Reproduce all records verbatim.

- EXTRACTED RECORDS:
-=-=-

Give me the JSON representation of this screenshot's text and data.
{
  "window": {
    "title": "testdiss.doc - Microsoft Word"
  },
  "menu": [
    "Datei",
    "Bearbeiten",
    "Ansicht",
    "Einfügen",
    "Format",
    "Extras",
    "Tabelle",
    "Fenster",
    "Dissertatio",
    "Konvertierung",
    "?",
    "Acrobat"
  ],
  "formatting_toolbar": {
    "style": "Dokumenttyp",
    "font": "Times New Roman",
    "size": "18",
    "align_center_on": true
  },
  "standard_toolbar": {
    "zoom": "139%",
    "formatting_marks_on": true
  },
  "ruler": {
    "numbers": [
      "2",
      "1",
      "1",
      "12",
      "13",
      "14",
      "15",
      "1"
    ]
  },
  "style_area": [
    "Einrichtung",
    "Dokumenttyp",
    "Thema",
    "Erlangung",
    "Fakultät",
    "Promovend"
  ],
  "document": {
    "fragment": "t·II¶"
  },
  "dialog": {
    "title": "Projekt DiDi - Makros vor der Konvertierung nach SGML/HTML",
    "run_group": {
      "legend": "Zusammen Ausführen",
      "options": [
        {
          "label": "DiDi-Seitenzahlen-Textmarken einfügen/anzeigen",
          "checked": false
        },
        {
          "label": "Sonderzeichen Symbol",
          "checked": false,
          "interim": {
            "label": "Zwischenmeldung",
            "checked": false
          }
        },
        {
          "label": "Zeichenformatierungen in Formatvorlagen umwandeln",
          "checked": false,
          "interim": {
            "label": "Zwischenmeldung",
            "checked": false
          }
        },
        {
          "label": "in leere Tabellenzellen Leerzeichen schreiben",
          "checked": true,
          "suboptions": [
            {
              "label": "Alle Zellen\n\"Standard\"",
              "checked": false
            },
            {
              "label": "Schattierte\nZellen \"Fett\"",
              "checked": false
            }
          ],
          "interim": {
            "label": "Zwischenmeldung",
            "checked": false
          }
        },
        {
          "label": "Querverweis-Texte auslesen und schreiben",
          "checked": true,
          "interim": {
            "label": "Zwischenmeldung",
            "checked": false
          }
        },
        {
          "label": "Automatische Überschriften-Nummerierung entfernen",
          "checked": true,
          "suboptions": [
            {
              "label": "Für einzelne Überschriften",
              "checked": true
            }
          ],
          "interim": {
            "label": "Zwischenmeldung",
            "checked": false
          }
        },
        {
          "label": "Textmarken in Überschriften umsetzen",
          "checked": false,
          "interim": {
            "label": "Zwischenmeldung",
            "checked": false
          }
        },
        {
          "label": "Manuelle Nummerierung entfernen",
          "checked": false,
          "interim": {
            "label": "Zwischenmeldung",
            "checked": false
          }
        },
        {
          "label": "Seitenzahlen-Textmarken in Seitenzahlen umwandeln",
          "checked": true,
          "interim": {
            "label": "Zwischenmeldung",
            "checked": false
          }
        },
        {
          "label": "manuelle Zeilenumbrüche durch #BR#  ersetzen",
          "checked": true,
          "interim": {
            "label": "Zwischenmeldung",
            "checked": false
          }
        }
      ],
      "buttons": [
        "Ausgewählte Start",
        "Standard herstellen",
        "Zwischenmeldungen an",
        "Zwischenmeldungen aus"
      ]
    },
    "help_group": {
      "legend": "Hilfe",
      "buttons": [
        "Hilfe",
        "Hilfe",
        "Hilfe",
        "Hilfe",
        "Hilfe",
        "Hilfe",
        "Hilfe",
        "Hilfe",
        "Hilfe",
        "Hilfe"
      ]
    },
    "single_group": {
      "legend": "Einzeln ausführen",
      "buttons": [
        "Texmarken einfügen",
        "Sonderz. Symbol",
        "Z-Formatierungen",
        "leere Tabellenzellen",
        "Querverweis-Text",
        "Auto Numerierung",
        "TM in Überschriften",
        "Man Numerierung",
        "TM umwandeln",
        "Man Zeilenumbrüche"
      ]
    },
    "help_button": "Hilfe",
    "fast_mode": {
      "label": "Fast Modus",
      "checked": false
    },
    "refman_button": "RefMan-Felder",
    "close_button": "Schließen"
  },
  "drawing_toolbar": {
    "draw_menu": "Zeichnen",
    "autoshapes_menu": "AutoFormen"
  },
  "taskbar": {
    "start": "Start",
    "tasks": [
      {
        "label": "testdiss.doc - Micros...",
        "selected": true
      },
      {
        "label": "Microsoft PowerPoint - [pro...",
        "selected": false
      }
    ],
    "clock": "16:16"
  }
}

-=-=-

- EXERCISE RESULT:
Give me the JSON representation of this screenshot's text and data.
{
  "window": {
    "title": "testdiss.doc - Microsoft Word"
  },
  "menu": [
    "Datei",
    "Bearbeiten",
    "Ansicht",
    "Einfügen",
    "Format",
    "Extras",
    "Tabelle",
    "Fenster",
    "Dissertatio",
    "Konvertierung",
    "?",
    "Acrobat"
  ],
  "formatting_toolbar": {
    "style": "Dokumenttyp",
    "font": "Times New Roman",
    "size": "18",
    "align_center_on": true
  },
  "standard_toolbar": {
    "zoom": "139%",
    "formatting_marks_on": true
  },
  "ruler": {
    "numbers": [
      "2",
      "1",
      "1",
      "12",
      "13",
      "14",
      "15",
      "1"
    ]
  },
  "style_area": [
    "Einrichtung",
    "Dokumenttyp",
    "Thema",
    "Erlangung",
    "Fakultät",
    "Promovend"
  ],
  "document": {
    "fragment": "t·II¶"
  },
  "dialog": {
    "title": "Projekt DiDi - Makros vor der Konvertierung nach SGML/HTML",
    "run_group": {
      "legend": "Zusammen Ausführen",
      "options": [
        {
          "label": "DiDi-Seitenzahlen-Textmarken einfügen/anzeigen",
          "checked": false
        },
        {
          "label": "Sonderzeichen Symbol",
          "checked": false,
          "interim": {
            "label": "Zwischenmeldung",
            "checked": false
          }
        },
        {
          "label": "Zeichenformatierungen in Formatvorlagen umwandeln",
          "checked": false,
          "interim": {
            "label": "Zwischenmeldung",
            "checked": false
          }
        },
        {
          "label": "in leere Tabellenzellen Leerzeichen schreiben",
          "checked": true,
          "suboptions": [
            {
              "label": "Alle Zellen\n\"Standard\"",
              "checked": false
            },
            {
              "label": "Schattierte\nZellen \"Fett\"",
              "checked": false
            }
          ],
          "interim": {
            "label": "Zwischenmeldung",
            "checked": false
          }
        },
        {
          "label": "Querverweis-Texte auslesen und schreiben",
          "checked": true,
          "interim": {
            "label": "Zwischenmeldung",
            "checked": false
          }
        },
        {
          "label": "Automatische Überschriften-Nummerierung entfernen",
          "checked": true,
          "suboptions": [
            {
              "label": "Für einzelne Überschriften",
              "checked": true
            }
          ],
          "interim": {
            "label": "Zwischenmeldung",
            "checked": false
          }
        },
        {
          "label": "Textmarken in Überschriften umsetzen",
          "checked": false,
          "interim": {
            "label": "Zwischenmeldung",
            "checked": false
          }
        },
        {
          "label": "Manuelle Nummerierung entfernen",
          "checked": false,
          "interim": {
            "label": "Zwischenmeldung",
            "checked": false
          }
        },
        {
          "label": "Seitenzahlen-Textmarken in Seitenzahlen umwandeln",
          "checked": true,
          "interim": {
            "label": "Zwischenmeldung",
            "checked": false
          }
        },
        {
          "label": "manuelle Zeilenumbrüche durch #BR#  ersetzen",
          "checked": true,
          "interim": {
            "label": "Zwischenmeldung",
            "checked": false
          }
        }
      ],
      "buttons": [
        "Ausgewählte Start",
        "Standard herstellen",
        "Zwischenmeldungen an",
        "Zwischenmeldungen aus"
      ]
    },
    "help_group": {
      "legend": "Hilfe",
      "buttons": [
        "Hilfe",
        "Hilfe",
        "Hilfe",
        "Hilfe",
        "Hilfe",
        "Hilfe",
        "Hilfe",
        "Hilfe",
        "Hilfe",
        "Hilfe"
      ]
    },
    "single_group": {
      "legend": "Einzeln ausführen",
      "buttons": [
        "Texmarken einfügen",
        "Sonderz. Symbol",
        "Z-Formatierungen",
        "leere Tabellenzellen",
        "Querverweis-Text",
        "Auto Numerierung",
        "TM in Überschriften",
        "Man Numerierung",
        "TM umwandeln",
        "Man Zeilenumbrüche"
      ]
    },
    "help_button": "Hilfe",
    "fast_mode": {
      "label": "Fast Modus",
      "checked": false
    },
    "refman_button": "RefMan-Felder",
    "close_button": "Schließen"
  },
  "drawing_toolbar": {
    "draw_menu": "Zeichnen",
    "autoshapes_menu": "AutoFormen"
  },
  "taskbar": {
    "start": "Start",
    "tasks": [
      {
        "label": "testdiss.doc - Micros...",
        "selected": true
      },
      {
        "label": "Microsoft PowerPoint - [pro...",
        "selected": false
      }
    ],
    "clock": "16:16"
  }
}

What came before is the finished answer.